Exercise | Gather, from the data below, each line in which the word "nhrs" occurs.

Records shown |

━━━━

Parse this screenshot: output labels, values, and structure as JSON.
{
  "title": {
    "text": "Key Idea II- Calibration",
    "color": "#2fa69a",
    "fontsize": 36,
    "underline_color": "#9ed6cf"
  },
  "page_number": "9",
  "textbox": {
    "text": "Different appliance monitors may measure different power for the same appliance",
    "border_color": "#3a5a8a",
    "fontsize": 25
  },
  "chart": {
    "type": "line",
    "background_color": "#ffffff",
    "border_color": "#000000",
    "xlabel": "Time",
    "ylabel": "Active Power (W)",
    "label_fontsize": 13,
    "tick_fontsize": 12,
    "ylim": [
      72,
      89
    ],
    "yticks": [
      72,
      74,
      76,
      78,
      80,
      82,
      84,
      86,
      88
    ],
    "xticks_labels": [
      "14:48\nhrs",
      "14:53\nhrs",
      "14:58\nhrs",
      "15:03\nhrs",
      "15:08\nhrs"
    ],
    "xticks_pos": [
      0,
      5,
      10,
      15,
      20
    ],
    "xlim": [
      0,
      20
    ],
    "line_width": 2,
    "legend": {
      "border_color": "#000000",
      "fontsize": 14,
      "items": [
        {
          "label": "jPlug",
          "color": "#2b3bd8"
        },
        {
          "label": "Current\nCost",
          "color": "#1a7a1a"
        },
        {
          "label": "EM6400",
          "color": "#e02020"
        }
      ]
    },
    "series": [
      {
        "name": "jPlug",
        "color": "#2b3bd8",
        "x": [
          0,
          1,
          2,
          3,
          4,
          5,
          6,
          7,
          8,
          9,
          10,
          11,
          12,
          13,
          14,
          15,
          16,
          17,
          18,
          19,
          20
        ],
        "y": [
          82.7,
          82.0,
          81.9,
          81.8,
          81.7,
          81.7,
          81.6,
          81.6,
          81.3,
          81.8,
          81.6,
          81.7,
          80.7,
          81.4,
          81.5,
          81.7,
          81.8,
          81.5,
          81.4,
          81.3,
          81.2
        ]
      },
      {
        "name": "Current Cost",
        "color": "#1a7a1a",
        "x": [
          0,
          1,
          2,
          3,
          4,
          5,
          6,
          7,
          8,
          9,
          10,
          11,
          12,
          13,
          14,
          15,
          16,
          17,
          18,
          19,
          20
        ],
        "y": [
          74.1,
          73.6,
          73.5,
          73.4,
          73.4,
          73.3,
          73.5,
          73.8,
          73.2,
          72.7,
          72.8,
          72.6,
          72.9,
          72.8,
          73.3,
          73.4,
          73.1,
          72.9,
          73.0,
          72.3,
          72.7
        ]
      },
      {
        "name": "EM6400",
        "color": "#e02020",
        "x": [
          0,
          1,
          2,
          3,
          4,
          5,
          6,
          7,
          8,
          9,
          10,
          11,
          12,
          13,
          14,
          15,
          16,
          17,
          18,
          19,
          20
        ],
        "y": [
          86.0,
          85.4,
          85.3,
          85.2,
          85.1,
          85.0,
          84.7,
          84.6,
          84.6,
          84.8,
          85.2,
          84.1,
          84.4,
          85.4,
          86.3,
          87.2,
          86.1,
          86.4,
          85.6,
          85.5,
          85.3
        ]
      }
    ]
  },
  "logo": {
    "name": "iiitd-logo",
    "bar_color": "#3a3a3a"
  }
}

━━━━

The completed task |
      "14:48\nhrs",
      "14:53\nhrs",
      "14:58\nhrs",
      "15:03\nhrs",
      "15:08\nhrs"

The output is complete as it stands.